(Recorded data)
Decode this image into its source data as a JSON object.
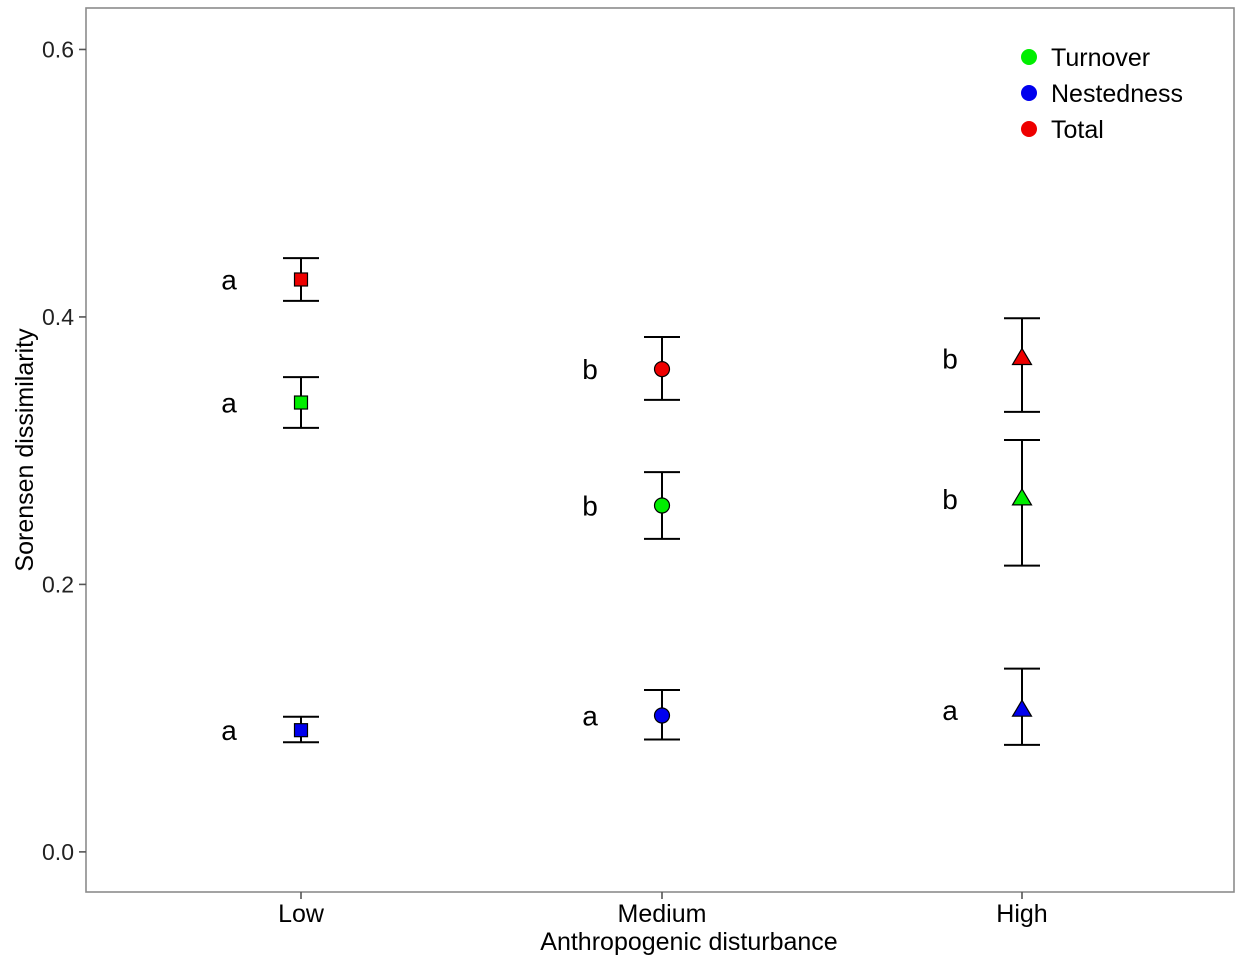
{
  "chart_data": {
    "type": "scatter",
    "title": "",
    "xlabel": "Anthropogenic disturbance",
    "ylabel": "Sorensen dissimilarity",
    "categories": [
      "Low",
      "Medium",
      "High"
    ],
    "ylim": [
      -0.03,
      0.631
    ],
    "yticks": [
      0.0,
      0.2,
      0.4,
      0.6
    ],
    "ytick_labels": [
      "0.0",
      "0.2",
      "0.4",
      "0.6"
    ],
    "grid": false,
    "legend_position": "top-right",
    "category_shapes": [
      "square",
      "circle",
      "triangle"
    ],
    "series": [
      {
        "name": "Turnover",
        "color": "#00ee00",
        "values": [
          0.336,
          0.259,
          0.264
        ],
        "lower": [
          0.317,
          0.234,
          0.214
        ],
        "upper": [
          0.355,
          0.284,
          0.308
        ],
        "letters": [
          "a",
          "b",
          "b"
        ]
      },
      {
        "name": "Nestedness",
        "color": "#0000ee",
        "values": [
          0.091,
          0.102,
          0.106
        ],
        "lower": [
          0.082,
          0.084,
          0.08
        ],
        "upper": [
          0.101,
          0.121,
          0.137
        ],
        "letters": [
          "a",
          "a",
          "a"
        ]
      },
      {
        "name": "Total",
        "color": "#ee0000",
        "values": [
          0.428,
          0.361,
          0.369
        ],
        "lower": [
          0.412,
          0.338,
          0.329
        ],
        "upper": [
          0.444,
          0.385,
          0.399
        ],
        "letters": [
          "a",
          "b",
          "b"
        ]
      }
    ]
  }
}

TO BE DONE →
Can you repeat every record above exactly, apart from the pictures?

RESPONSE TO THIS TASK →
Decode this image into its source data as a JSON object.
{
  "chart_data": {
    "type": "scatter",
    "title": "",
    "xlabel": "Anthropogenic disturbance",
    "ylabel": "Sorensen dissimilarity",
    "categories": [
      "Low",
      "Medium",
      "High"
    ],
    "ylim": [
      -0.03,
      0.631
    ],
    "yticks": [
      0.0,
      0.2,
      0.4,
      0.6
    ],
    "ytick_labels": [
      "0.0",
      "0.2",
      "0.4",
      "0.6"
    ],
    "grid": false,
    "legend_position": "top-right",
    "category_shapes": [
      "square",
      "circle",
      "triangle"
    ],
    "series": [
      {
        "name": "Turnover",
        "color": "#00ee00",
        "values": [
          0.336,
          0.259,
          0.264
        ],
        "lower": [
          0.317,
          0.234,
          0.214
        ],
        "upper": [
          0.355,
          0.284,
          0.308
        ],
        "letters": [
          "a",
          "b",
          "b"
        ]
      },
      {
        "name": "Nestedness",
        "color": "#0000ee",
        "values": [
          0.091,
          0.102,
          0.106
        ],
        "lower": [
          0.082,
          0.084,
          0.08
        ],
        "upper": [
          0.101,
          0.121,
          0.137
        ],
        "letters": [
          "a",
          "a",
          "a"
        ]
      },
      {
        "name": "Total",
        "color": "#ee0000",
        "values": [
          0.428,
          0.361,
          0.369
        ],
        "lower": [
          0.412,
          0.338,
          0.329
        ],
        "upper": [
          0.444,
          0.385,
          0.399
        ],
        "letters": [
          "a",
          "b",
          "b"
        ]
      }
    ]
  }
}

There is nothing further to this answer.